-- Begin Data supplied --

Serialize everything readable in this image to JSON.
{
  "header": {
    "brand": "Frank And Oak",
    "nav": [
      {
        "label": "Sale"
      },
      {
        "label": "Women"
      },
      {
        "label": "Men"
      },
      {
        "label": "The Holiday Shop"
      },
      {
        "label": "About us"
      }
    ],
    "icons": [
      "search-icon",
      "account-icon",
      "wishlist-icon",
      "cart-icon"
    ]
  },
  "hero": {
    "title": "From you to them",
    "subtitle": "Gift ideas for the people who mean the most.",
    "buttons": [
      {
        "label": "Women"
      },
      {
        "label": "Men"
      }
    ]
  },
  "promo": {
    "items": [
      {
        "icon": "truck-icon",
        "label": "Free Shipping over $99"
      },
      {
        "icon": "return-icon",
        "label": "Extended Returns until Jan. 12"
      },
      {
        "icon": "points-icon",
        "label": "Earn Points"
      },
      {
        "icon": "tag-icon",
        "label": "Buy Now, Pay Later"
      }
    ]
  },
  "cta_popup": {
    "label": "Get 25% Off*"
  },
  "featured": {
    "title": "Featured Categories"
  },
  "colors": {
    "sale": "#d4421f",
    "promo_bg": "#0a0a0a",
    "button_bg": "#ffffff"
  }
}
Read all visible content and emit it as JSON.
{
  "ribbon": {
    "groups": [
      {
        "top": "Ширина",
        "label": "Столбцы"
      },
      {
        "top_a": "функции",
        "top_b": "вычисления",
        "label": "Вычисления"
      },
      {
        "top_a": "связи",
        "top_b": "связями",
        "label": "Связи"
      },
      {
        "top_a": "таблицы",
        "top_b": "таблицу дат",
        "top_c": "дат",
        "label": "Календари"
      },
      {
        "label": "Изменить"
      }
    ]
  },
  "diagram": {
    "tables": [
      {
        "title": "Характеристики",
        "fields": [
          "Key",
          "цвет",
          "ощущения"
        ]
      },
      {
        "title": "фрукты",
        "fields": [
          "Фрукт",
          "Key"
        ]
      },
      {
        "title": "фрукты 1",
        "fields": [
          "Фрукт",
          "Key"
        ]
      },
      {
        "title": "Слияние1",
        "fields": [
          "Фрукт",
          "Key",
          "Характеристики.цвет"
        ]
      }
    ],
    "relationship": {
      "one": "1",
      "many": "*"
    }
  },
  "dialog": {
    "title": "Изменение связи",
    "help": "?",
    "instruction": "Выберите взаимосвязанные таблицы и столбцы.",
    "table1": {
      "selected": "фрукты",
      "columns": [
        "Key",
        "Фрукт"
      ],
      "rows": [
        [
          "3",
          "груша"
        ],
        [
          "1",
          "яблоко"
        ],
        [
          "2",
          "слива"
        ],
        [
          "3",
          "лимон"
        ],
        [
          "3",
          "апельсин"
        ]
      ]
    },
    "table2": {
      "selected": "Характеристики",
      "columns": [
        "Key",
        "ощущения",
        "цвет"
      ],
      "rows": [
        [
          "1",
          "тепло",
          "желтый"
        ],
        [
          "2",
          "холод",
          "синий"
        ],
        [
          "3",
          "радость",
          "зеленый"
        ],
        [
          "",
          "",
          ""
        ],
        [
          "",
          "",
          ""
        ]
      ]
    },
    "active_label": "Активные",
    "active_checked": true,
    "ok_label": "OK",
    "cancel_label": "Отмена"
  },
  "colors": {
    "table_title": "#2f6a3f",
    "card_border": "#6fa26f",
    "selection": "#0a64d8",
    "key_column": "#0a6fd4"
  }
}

-- End Data supplied --

Type out the full listing again, exactly as given.

- _Exercise output_
Serialize everything readable in this image to JSON.
{
  "header": {
    "brand": "Frank And Oak",
    "nav": [
      {
        "label": "Sale"
      },
      {
        "label": "Women"
      },
      {
        "label": "Men"
      },
      {
        "label": "The Holiday Shop"
      },
      {
        "label": "About us"
      }
    ],
    "icons": [
      "search-icon",
      "account-icon",
      "wishlist-icon",
      "cart-icon"
    ]
  },
  "hero": {
    "title": "From you to them",
    "subtitle": "Gift ideas for the people who mean the most.",
    "buttons": [
      {
        "label": "Women"
      },
      {
        "label": "Men"
      }
    ]
  },
  "promo": {
    "items": [
      {
        "icon": "truck-icon",
        "label": "Free Shipping over $99"
      },
      {
        "icon": "return-icon",
        "label": "Extended Returns until Jan. 12"
      },
      {
        "icon": "points-icon",
        "label": "Earn Points"
      },
      {
        "icon": "tag-icon",
        "label": "Buy Now, Pay Later"
      }
    ]
  },
  "cta_popup": {
    "label": "Get 25% Off*"
  },
  "featured": {
    "title": "Featured Categories"
  },
  "colors": {
    "sale": "#d4421f",
    "promo_bg": "#0a0a0a",
    "button_bg": "#ffffff"
  }
}
Read all visible content and emit it as JSON.
{
  "ribbon": {
    "groups": [
      {
        "top": "Ширина",
        "label": "Столбцы"
      },
      {
        "top_a": "функции",
        "top_b": "вычисления",
        "label": "Вычисления"
      },
      {
        "top_a": "связи",
        "top_b": "связями",
        "label": "Связи"
      },
      {
        "top_a": "таблицы",
        "top_b": "таблицу дат",
        "top_c": "дат",
        "label": "Календари"
      },
      {
        "label": "Изменить"
      }
    ]
  },
  "diagram": {
    "tables": [
      {
        "title": "Характеристики",
        "fields": [
          "Key",
          "цвет",
          "ощущения"
        ]
      },
      {
        "title": "фрукты",
        "fields": [
          "Фрукт",
          "Key"
        ]
      },
      {
        "title": "фрукты 1",
        "fields": [
          "Фрукт",
          "Key"
        ]
      },
      {
        "title": "Слияние1",
        "fields": [
          "Фрукт",
          "Key",
          "Характеристики.цвет"
        ]
      }
    ],
    "relationship": {
      "one": "1",
      "many": "*"
    }
  },
  "dialog": {
    "title": "Изменение связи",
    "help": "?",
    "instruction": "Выберите взаимосвязанные таблицы и столбцы.",
    "table1": {
      "selected": "фрукты",
      "columns": [
        "Key",
        "Фрукт"
      ],
      "rows": [
        [
          "3",
          "груша"
        ],
        [
          "1",
          "яблоко"
        ],
        [
          "2",
          "слива"
        ],
        [
          "3",
          "лимон"
        ],
        [
          "3",
          "апельсин"
        ]
      ]
    },
    "table2": {
      "selected": "Характеристики",
      "columns": [
        "Key",
        "ощущения",
        "цвет"
      ],
      "rows": [
        [
          "1",
          "тепло",
          "желтый"
        ],
        [
          "2",
          "холод",
          "синий"
        ],
        [
          "3",
          "радость",
          "зеленый"
        ],
        [
          "",
          "",
          ""
        ],
        [
          "",
          "",
          ""
        ]
      ]
    },
    "active_label": "Активные",
    "active_checked": true,
    "ok_label": "OK",
    "cancel_label": "Отмена"
  },
  "colors": {
    "table_title": "#2f6a3f",
    "card_border": "#6fa26f",
    "selection": "#0a64d8",
    "key_column": "#0a6fd4"
  }
}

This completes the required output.